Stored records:

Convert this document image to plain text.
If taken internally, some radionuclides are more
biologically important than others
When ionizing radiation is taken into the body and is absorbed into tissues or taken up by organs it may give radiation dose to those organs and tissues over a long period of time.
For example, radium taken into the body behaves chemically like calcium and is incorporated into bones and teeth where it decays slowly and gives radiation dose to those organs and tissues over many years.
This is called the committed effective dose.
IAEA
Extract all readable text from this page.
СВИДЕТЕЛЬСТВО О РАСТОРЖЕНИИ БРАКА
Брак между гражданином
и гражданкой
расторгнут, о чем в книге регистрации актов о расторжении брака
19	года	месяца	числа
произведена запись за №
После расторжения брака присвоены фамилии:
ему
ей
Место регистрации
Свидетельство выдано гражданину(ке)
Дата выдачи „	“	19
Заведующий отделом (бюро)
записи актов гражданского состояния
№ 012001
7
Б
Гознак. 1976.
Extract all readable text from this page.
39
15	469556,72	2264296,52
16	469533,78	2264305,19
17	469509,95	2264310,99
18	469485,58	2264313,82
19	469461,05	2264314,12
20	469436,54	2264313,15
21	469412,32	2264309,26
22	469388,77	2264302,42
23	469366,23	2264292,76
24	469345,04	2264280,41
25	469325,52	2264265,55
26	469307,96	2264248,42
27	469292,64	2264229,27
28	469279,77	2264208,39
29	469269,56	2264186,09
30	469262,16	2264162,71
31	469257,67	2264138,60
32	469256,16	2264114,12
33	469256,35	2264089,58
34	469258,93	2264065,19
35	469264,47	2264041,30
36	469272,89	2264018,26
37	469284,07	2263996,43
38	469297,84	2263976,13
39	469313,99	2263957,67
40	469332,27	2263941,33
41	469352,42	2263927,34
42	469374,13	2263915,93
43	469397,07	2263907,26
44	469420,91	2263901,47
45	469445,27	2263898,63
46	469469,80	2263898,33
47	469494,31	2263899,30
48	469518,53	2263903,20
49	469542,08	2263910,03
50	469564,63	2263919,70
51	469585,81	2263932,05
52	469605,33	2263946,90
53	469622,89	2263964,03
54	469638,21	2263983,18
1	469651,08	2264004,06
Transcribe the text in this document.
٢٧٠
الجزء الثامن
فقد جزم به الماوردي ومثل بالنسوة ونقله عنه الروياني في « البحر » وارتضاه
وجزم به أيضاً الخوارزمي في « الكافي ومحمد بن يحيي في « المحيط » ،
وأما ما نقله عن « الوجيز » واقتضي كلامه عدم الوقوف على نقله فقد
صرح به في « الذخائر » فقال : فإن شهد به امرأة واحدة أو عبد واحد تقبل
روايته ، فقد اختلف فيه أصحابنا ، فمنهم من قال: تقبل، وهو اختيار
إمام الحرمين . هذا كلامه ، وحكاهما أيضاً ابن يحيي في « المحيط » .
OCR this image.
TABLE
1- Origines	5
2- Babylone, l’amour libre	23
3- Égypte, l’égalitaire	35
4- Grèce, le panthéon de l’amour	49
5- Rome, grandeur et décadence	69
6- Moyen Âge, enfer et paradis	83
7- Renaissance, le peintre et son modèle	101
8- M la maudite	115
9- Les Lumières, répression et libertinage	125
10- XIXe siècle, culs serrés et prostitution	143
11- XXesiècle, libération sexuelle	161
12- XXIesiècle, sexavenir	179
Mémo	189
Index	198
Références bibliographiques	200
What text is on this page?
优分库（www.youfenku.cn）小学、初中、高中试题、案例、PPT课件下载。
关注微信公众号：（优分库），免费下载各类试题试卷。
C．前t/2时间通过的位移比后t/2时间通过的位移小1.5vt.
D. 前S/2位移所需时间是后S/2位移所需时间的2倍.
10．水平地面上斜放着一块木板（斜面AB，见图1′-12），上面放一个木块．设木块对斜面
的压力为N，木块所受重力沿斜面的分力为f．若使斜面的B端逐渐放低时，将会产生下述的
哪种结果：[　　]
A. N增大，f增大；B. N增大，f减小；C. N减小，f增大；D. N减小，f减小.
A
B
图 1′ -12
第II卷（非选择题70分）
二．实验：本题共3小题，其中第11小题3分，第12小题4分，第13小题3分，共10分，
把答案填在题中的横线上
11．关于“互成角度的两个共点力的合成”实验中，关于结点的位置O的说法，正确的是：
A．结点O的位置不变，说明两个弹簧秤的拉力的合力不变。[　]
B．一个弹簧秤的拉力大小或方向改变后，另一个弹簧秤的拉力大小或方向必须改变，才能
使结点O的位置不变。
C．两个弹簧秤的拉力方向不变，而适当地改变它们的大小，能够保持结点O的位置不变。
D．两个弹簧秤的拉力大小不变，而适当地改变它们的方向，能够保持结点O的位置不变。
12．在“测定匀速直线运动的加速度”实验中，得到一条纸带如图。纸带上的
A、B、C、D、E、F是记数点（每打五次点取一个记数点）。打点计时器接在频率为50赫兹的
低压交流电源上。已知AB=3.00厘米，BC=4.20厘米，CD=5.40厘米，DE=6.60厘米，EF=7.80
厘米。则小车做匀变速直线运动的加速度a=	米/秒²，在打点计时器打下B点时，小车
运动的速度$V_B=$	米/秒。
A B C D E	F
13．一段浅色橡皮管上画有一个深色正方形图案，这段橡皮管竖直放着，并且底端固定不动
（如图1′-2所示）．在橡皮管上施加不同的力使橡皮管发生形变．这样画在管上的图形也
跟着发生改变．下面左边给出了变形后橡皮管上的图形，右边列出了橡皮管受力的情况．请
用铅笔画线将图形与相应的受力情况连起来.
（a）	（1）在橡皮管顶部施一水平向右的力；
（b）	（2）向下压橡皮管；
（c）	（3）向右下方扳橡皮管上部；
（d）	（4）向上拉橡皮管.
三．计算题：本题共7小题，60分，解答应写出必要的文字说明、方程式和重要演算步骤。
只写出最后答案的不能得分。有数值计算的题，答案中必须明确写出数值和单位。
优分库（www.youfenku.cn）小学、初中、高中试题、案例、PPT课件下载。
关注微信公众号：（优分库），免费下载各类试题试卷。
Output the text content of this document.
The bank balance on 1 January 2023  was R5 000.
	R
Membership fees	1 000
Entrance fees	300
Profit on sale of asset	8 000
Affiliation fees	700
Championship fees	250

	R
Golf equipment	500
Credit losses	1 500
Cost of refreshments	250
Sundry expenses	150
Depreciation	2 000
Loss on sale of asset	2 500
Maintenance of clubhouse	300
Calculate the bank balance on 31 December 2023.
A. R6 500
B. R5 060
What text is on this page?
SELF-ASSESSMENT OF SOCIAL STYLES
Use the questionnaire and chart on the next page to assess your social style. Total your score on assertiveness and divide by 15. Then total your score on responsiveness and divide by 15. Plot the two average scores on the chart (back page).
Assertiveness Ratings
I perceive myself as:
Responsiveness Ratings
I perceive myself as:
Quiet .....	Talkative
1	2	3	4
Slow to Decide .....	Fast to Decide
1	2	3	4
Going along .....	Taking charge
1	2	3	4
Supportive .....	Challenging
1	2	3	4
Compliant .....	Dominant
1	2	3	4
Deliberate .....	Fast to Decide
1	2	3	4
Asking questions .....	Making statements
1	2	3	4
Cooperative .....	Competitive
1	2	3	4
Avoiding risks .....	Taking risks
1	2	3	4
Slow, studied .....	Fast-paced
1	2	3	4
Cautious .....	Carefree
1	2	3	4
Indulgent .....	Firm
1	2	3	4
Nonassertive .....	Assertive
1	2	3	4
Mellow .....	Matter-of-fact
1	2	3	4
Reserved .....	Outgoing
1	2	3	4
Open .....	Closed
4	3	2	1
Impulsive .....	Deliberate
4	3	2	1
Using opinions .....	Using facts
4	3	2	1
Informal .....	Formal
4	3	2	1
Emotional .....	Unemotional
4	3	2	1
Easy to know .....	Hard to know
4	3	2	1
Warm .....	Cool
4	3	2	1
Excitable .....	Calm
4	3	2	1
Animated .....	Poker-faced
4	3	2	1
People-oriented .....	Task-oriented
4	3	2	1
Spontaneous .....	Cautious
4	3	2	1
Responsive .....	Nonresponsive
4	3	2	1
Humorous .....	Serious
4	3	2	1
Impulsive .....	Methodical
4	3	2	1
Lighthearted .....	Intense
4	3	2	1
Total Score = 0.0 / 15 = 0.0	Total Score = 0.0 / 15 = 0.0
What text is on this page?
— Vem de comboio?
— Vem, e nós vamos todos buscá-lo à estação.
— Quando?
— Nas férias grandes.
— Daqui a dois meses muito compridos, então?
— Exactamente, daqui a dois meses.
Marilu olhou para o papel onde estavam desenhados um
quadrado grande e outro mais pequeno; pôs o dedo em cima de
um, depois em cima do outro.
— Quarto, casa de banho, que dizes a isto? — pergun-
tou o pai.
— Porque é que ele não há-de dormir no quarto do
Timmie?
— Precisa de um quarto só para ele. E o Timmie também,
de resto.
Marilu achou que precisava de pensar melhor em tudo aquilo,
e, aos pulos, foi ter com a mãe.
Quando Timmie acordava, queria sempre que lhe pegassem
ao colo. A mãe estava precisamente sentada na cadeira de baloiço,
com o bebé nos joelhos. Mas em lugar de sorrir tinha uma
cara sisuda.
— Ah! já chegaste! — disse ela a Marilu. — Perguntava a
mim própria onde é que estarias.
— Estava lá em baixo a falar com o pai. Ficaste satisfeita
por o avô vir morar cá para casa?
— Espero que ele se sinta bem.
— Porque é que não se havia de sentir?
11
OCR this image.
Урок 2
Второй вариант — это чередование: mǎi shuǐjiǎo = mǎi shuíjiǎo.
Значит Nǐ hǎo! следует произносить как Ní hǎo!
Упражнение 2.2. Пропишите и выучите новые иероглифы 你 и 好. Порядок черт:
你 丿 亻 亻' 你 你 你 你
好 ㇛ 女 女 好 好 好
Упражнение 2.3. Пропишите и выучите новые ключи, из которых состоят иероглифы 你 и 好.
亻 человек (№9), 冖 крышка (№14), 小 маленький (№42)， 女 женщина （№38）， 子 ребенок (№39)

What the exercise asks. Find each line in the records holding the string "taken" and show it.

Solution to the exercise.
If taken internally, some radionuclides are more
When ionizing radiation is taken into the body and is absorbed into tissues or taken up by organs it may give radiation dose to those organs and tissues over a long period of time.
For example, radium taken into the body behaves chemically like calcium and is incorporated into bones and teeth where it decays slowly and gives radiation dose to those organs and tissues over many years.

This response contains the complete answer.